> [Written task]:
Omit the pictures, then write out every entry exactly as it reads.
— START OF Material for this task —
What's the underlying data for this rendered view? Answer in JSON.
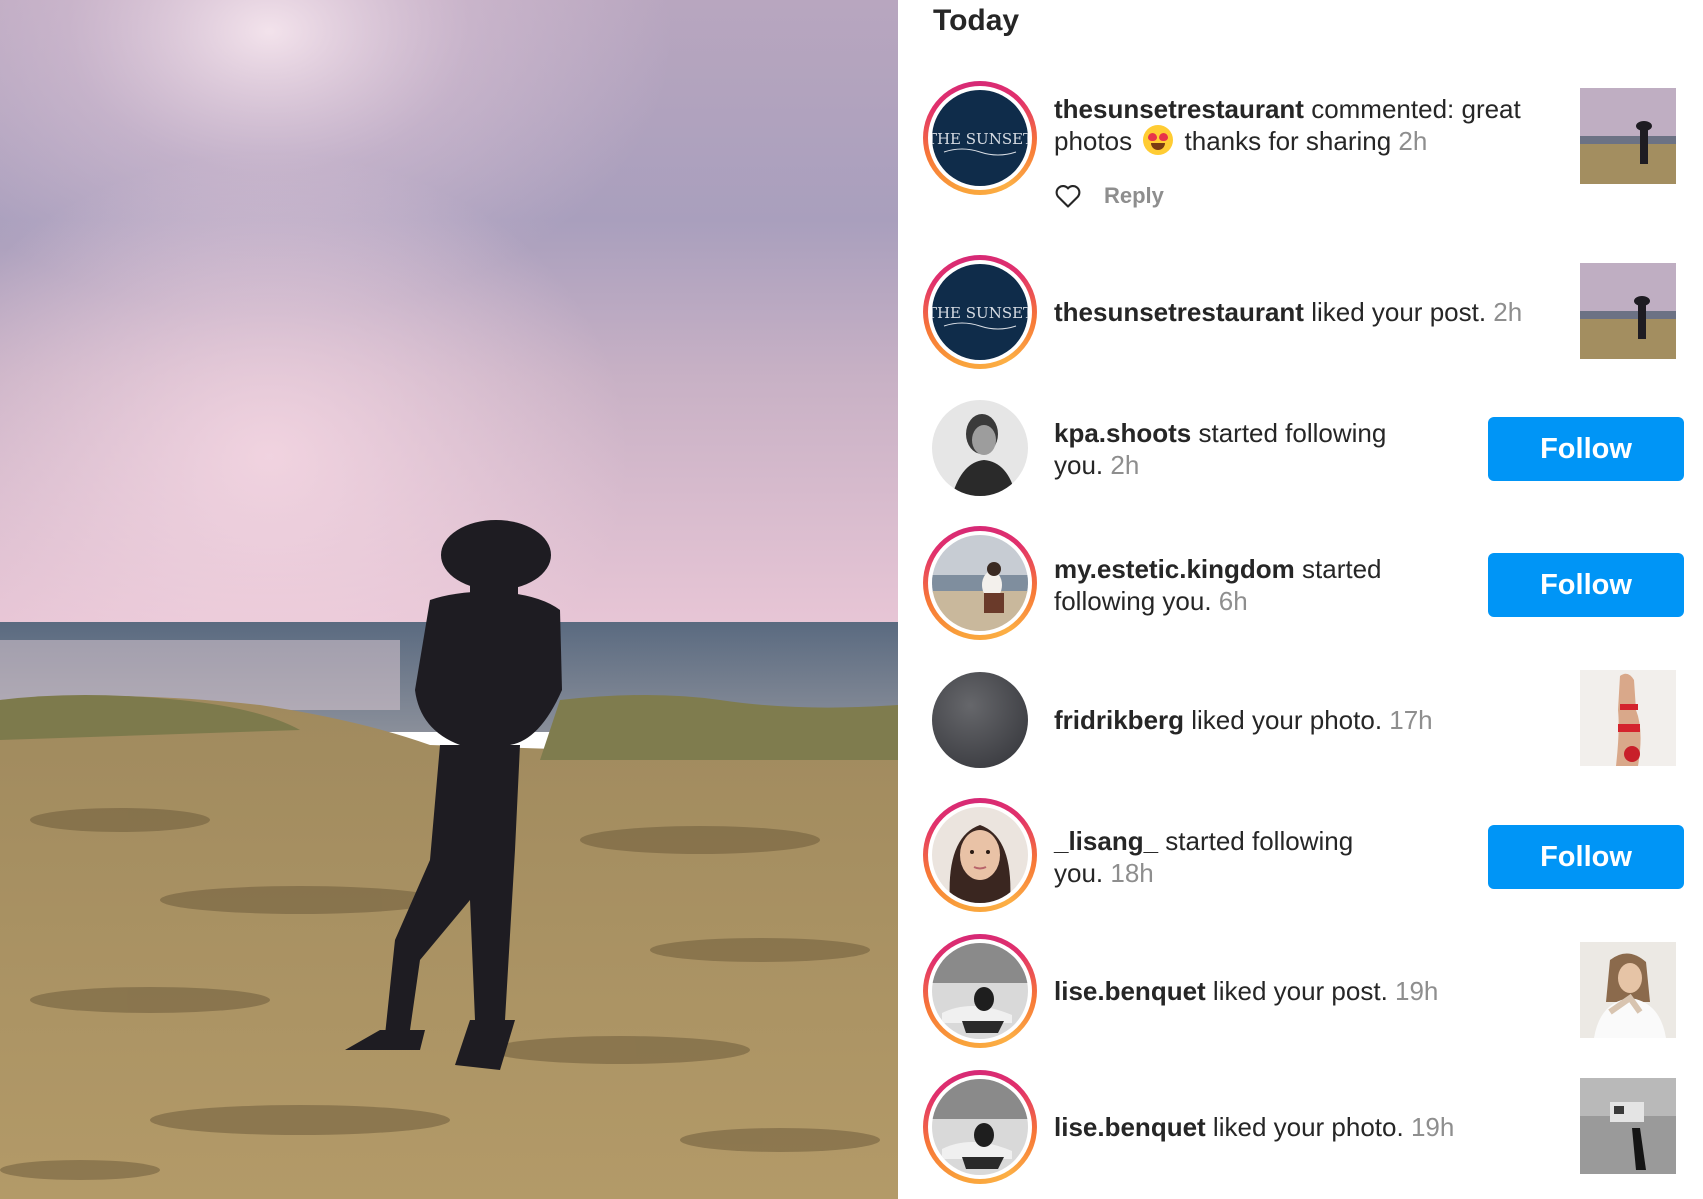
{
  "section_title": "Today",
  "reply_label": "Reply",
  "follow_label": "Follow",
  "notifications": [
    {
      "user": "thesunsetrestaurant",
      "line1": " commented: great",
      "line2_pre": "photos ",
      "line2_post": " thanks for sharing ",
      "time": "2h",
      "emoji": "heart-eyes-emoji"
    },
    {
      "user": "thesunsetrestaurant",
      "action": " liked your post. ",
      "time": "2h"
    },
    {
      "user": "kpa.shoots",
      "line1": " started following",
      "line2": "you. ",
      "time": "2h"
    },
    {
      "user": "my.estetic.kingdom",
      "line1": " started",
      "line2": "following you. ",
      "time": "6h"
    },
    {
      "user": "fridrikberg",
      "action": " liked your photo. ",
      "time": "17h"
    },
    {
      "user": "_lisang_",
      "line1": " started following",
      "line2": "you. ",
      "time": "18h"
    },
    {
      "user": "lise.benquet",
      "action": " liked your post. ",
      "time": "19h"
    },
    {
      "user": "lise.benquet",
      "action": " liked your photo. ",
      "time": "19h"
    }
  ],
  "logo_text": "THE SUNSET",
  "colors": {
    "follow": "#0095f6",
    "text": "#262626",
    "muted": "#8e8e8e",
    "logo_bg": "#0f2c4a"
  }
}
— END OF Material for this task —
> [Exercise result]:
What's the underlying data for this rendered view? Answer in JSON.
{
  "section_title": "Today",
  "reply_label": "Reply",
  "follow_label": "Follow",
  "notifications": [
    {
      "user": "thesunsetrestaurant",
      "line1": " commented: great",
      "line2_pre": "photos ",
      "line2_post": " thanks for sharing ",
      "time": "2h",
      "emoji": "heart-eyes-emoji"
    },
    {
      "user": "thesunsetrestaurant",
      "action": " liked your post. ",
      "time": "2h"
    },
    {
      "user": "kpa.shoots",
      "line1": " started following",
      "line2": "you. ",
      "time": "2h"
    },
    {
      "user": "my.estetic.kingdom",
      "line1": " started",
      "line2": "following you. ",
      "time": "6h"
    },
    {
      "user": "fridrikberg",
      "action": " liked your photo. ",
      "time": "17h"
    },
    {
      "user": "_lisang_",
      "line1": " started following",
      "line2": "you. ",
      "time": "18h"
    },
    {
      "user": "lise.benquet",
      "action": " liked your post. ",
      "time": "19h"
    },
    {
      "user": "lise.benquet",
      "action": " liked your photo. ",
      "time": "19h"
    }
  ],
  "logo_text": "THE SUNSET",
  "colors": {
    "follow": "#0095f6",
    "text": "#262626",
    "muted": "#8e8e8e",
    "logo_bg": "#0f2c4a"
  }
}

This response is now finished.